§ **Data section**:
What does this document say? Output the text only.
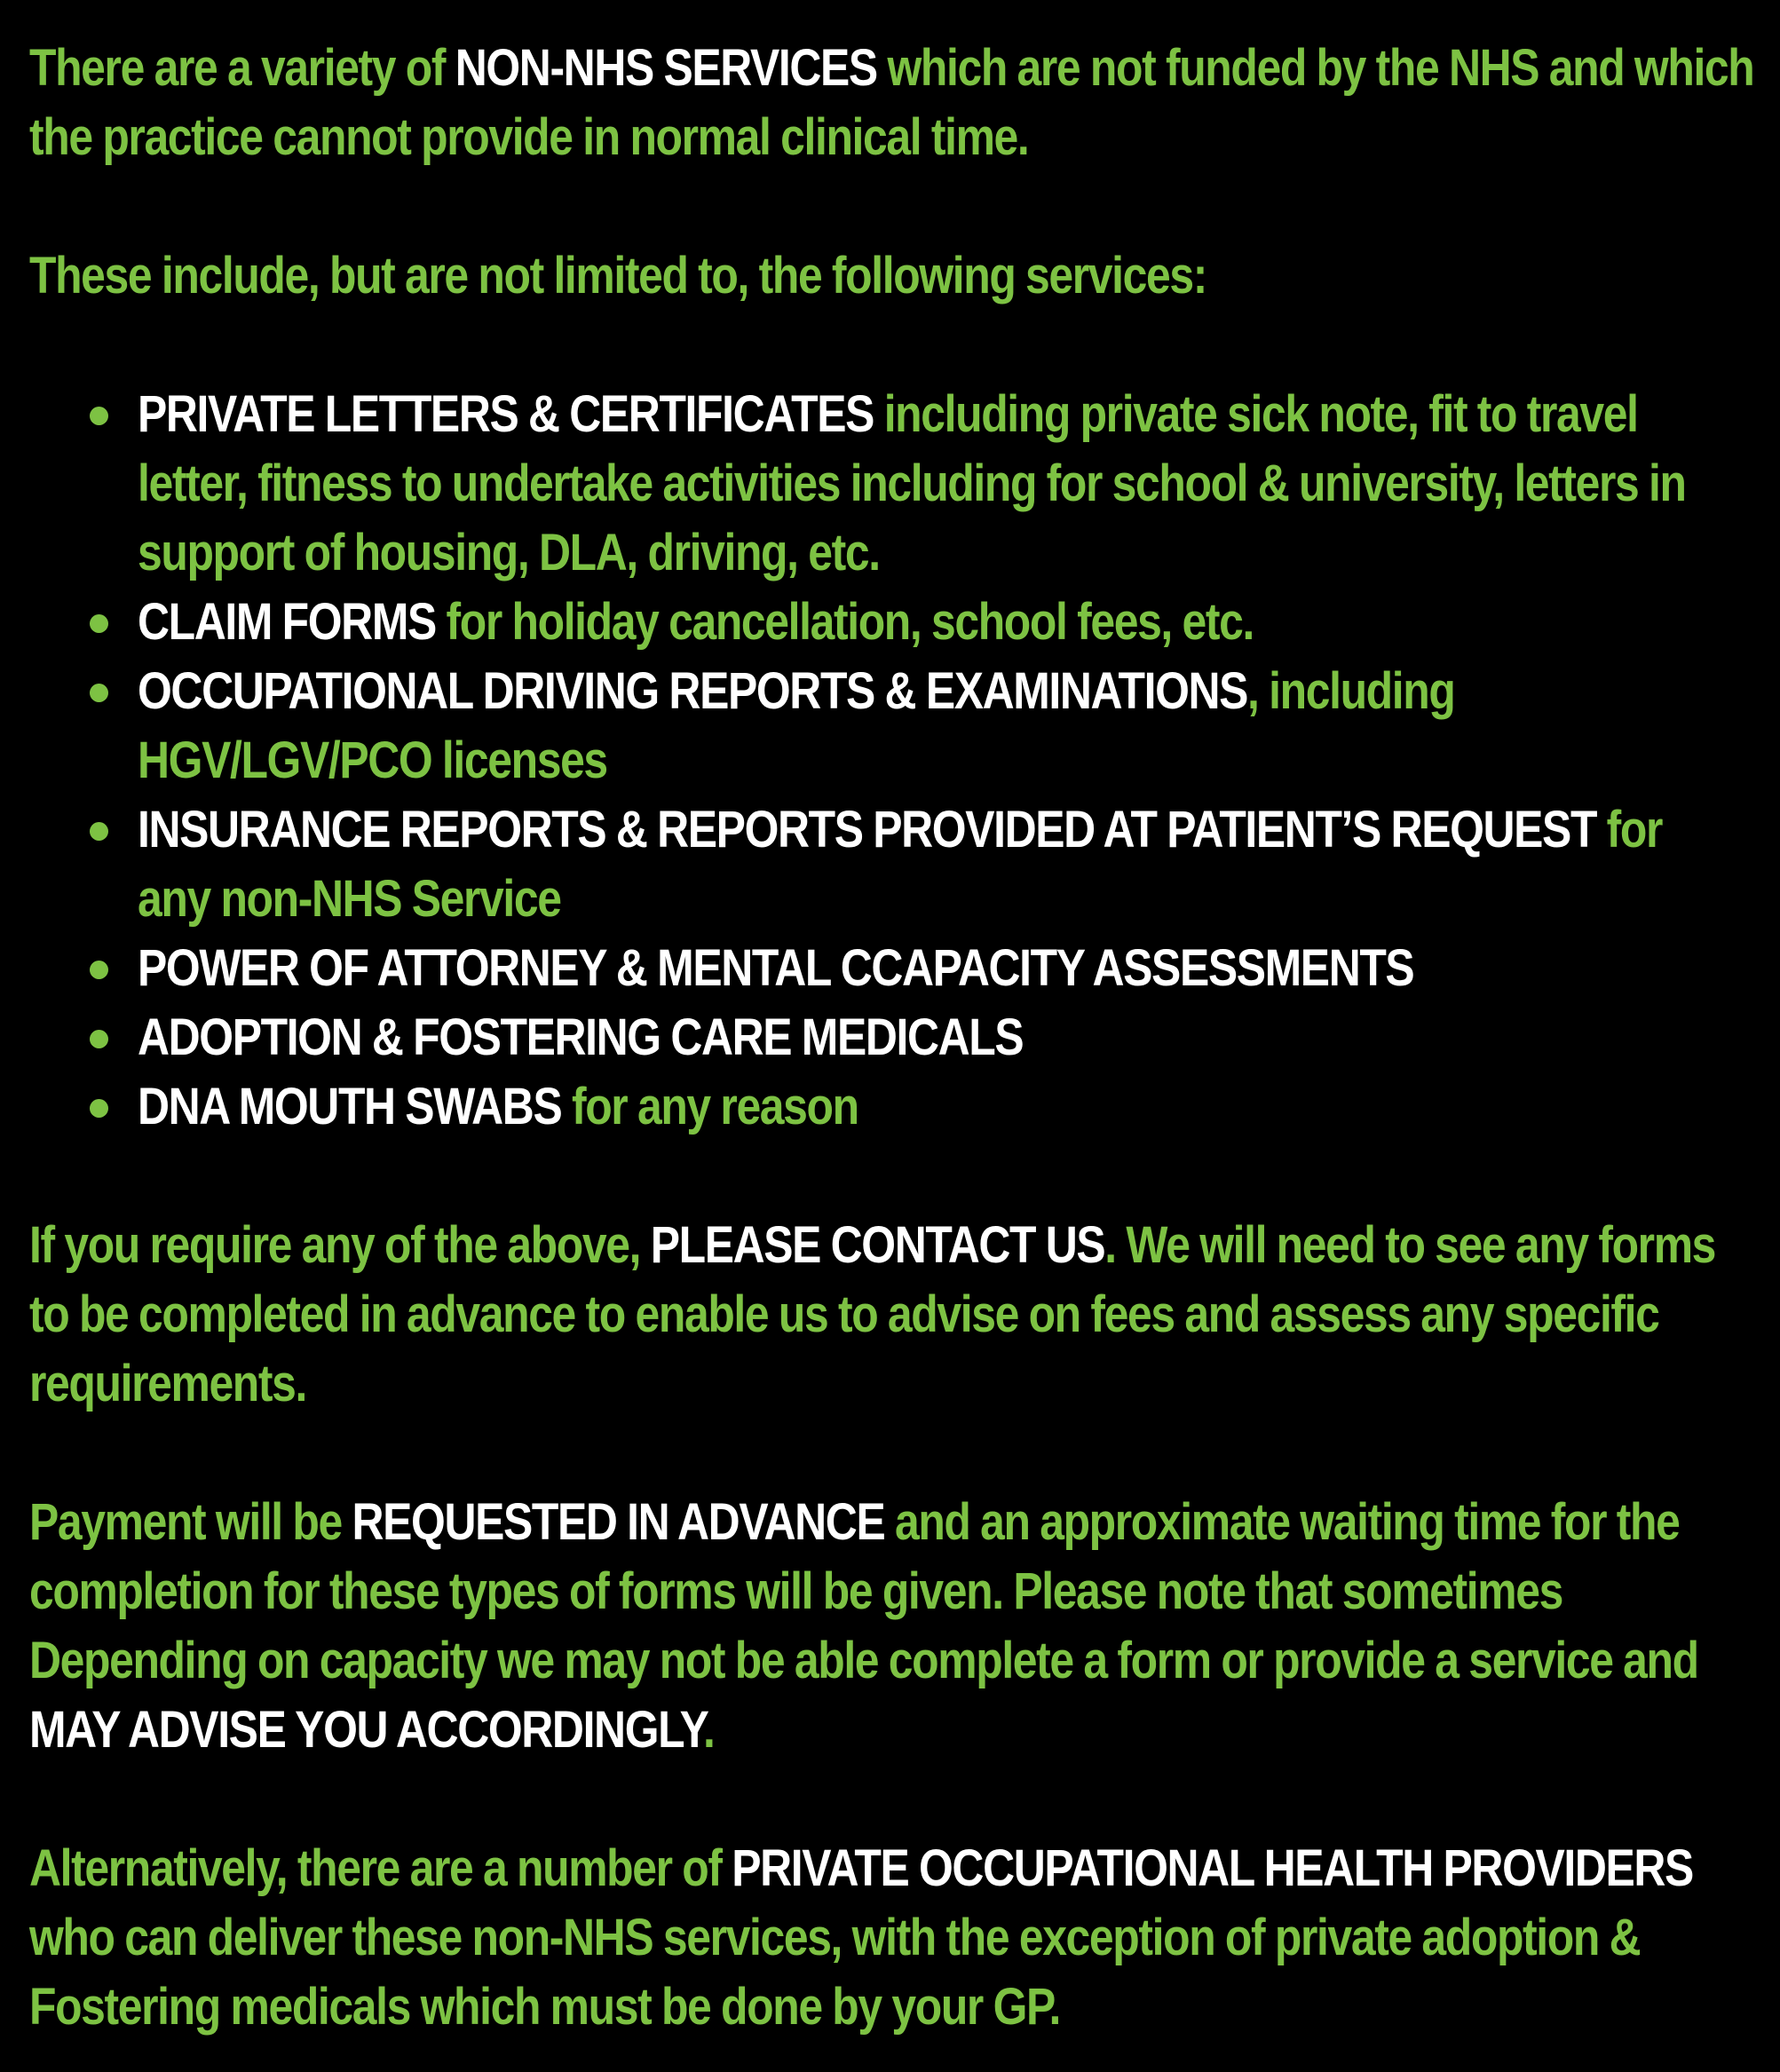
There are a variety of NON-NHS SERVICES which are not funded by the NHS and which the practice cannot provide in normal clinical time.

These include, but are not limited to, the following services:

PRIVATE LETTERS & CERTIFICATES including private sick note, fit to travel letter, fitness to undertake activities including for school & university, letters in support of housing, DLA, driving, etc.
CLAIM FORMS for holiday cancellation, school fees, etc.
OCCUPATIONAL DRIVING REPORTS & EXAMINATIONS, including HGV/LGV/PCO licenses
INSURANCE REPORTS & REPORTS PROVIDED AT PATIENT’S REQUEST for any non-NHS Service
POWER OF ATTORNEY & MENTAL CCAPACITY ASSESSMENTS
ADOPTION & FOSTERING CARE MEDICALS
DNA MOUTH SWABS for any reason

If you require any of the above, PLEASE CONTACT US. We will need to see any forms to be completed in advance to enable us to advise on fees and assess any specific requirements.

Payment will be REQUESTED IN ADVANCE and an approximate waiting time for the completion for these types of forms will be given. Please note that sometimes Depending on capacity we may not be able complete a form or provide a service and MAY ADVISE YOU ACCORDINGLY.

Alternatively, there are a number of PRIVATE OCCUPATIONAL HEALTH PROVIDERS who can deliver these non-NHS services, with the exception of private adoption & Fostering medicals which must be done by your GP.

§ **Exercise instructions**: Repeat the material above word for word, please, apart from its images.

§ **In response**:
What does this document say? Output the text only.
There are a variety of NON-NHS SERVICES which are not funded by the NHS and which the practice cannot provide in normal clinical time.

These include, but are not limited to, the following services:

PRIVATE LETTERS & CERTIFICATES including private sick note, fit to travel letter, fitness to undertake activities including for school & university, letters in support of housing, DLA, driving, etc.
CLAIM FORMS for holiday cancellation, school fees, etc.
OCCUPATIONAL DRIVING REPORTS & EXAMINATIONS, including HGV/LGV/PCO licenses
INSURANCE REPORTS & REPORTS PROVIDED AT PATIENT’S REQUEST for any non-NHS Service
POWER OF ATTORNEY & MENTAL CCAPACITY ASSESSMENTS
ADOPTION & FOSTERING CARE MEDICALS
DNA MOUTH SWABS for any reason

If you require any of the above, PLEASE CONTACT US. We will need to see any forms to be completed in advance to enable us to advise on fees and assess any specific requirements.

Payment will be REQUESTED IN ADVANCE and an approximate waiting time for the completion for these types of forms will be given. Please note that sometimes Depending on capacity we may not be able complete a form or provide a service and MAY ADVISE YOU ACCORDINGLY.

Alternatively, there are a number of PRIVATE OCCUPATIONAL HEALTH PROVIDERS who can deliver these non-NHS services, with the exception of private adoption & Fostering medicals which must be done by your GP.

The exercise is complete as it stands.